LISTING:

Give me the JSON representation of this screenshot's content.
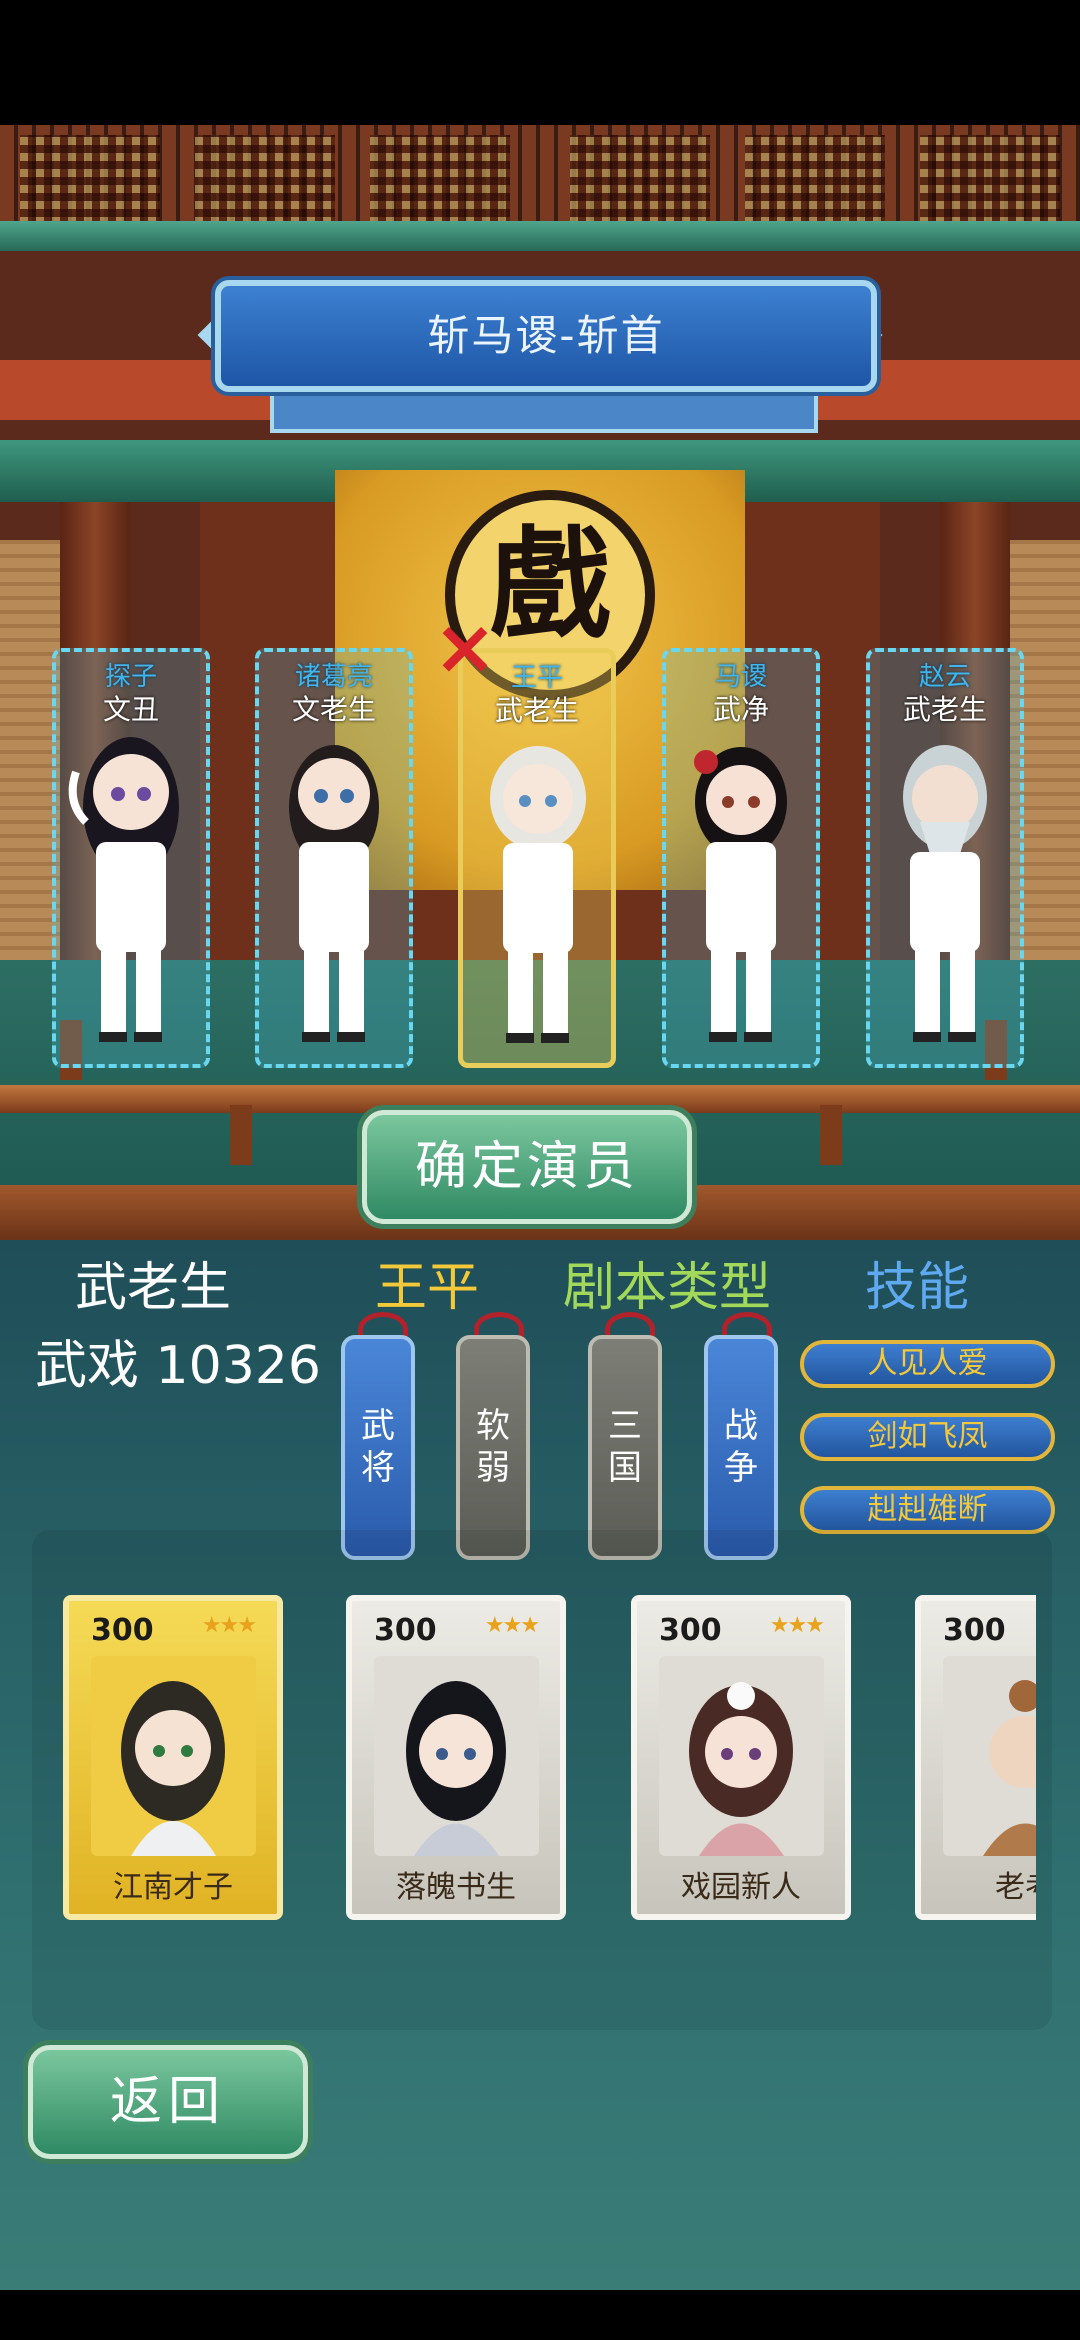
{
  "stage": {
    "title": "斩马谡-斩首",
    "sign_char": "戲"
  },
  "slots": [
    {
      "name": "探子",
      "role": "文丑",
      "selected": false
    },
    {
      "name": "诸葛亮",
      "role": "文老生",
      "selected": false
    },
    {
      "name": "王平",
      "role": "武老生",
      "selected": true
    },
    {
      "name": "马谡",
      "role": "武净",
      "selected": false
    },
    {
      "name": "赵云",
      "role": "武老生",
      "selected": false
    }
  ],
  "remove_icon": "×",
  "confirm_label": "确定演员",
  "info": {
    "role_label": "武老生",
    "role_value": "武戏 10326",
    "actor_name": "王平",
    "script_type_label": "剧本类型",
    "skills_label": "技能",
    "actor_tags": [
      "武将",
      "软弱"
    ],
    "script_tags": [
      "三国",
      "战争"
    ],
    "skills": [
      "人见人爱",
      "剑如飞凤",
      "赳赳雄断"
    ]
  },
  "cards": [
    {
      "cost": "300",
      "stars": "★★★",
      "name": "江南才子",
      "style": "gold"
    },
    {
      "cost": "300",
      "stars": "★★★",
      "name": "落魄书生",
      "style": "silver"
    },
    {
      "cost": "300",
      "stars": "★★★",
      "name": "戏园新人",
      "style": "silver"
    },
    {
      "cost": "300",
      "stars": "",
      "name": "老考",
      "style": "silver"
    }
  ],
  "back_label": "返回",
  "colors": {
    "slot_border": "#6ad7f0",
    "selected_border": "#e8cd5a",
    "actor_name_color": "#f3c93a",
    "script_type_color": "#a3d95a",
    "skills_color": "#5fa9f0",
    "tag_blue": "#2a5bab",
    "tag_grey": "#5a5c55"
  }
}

BRIEF:
Output the lines above in full and exactly as given, omitting any pictures.

RESPONSE:
Give me the JSON representation of this screenshot's content.
{
  "stage": {
    "title": "斩马谡-斩首",
    "sign_char": "戲"
  },
  "slots": [
    {
      "name": "探子",
      "role": "文丑",
      "selected": false
    },
    {
      "name": "诸葛亮",
      "role": "文老生",
      "selected": false
    },
    {
      "name": "王平",
      "role": "武老生",
      "selected": true
    },
    {
      "name": "马谡",
      "role": "武净",
      "selected": false
    },
    {
      "name": "赵云",
      "role": "武老生",
      "selected": false
    }
  ],
  "remove_icon": "×",
  "confirm_label": "确定演员",
  "info": {
    "role_label": "武老生",
    "role_value": "武戏 10326",
    "actor_name": "王平",
    "script_type_label": "剧本类型",
    "skills_label": "技能",
    "actor_tags": [
      "武将",
      "软弱"
    ],
    "script_tags": [
      "三国",
      "战争"
    ],
    "skills": [
      "人见人爱",
      "剑如飞凤",
      "赳赳雄断"
    ]
  },
  "cards": [
    {
      "cost": "300",
      "stars": "★★★",
      "name": "江南才子",
      "style": "gold"
    },
    {
      "cost": "300",
      "stars": "★★★",
      "name": "落魄书生",
      "style": "silver"
    },
    {
      "cost": "300",
      "stars": "★★★",
      "name": "戏园新人",
      "style": "silver"
    },
    {
      "cost": "300",
      "stars": "",
      "name": "老考",
      "style": "silver"
    }
  ],
  "back_label": "返回",
  "colors": {
    "slot_border": "#6ad7f0",
    "selected_border": "#e8cd5a",
    "actor_name_color": "#f3c93a",
    "script_type_color": "#a3d95a",
    "skills_color": "#5fa9f0",
    "tag_blue": "#2a5bab",
    "tag_grey": "#5a5c55"
  }
}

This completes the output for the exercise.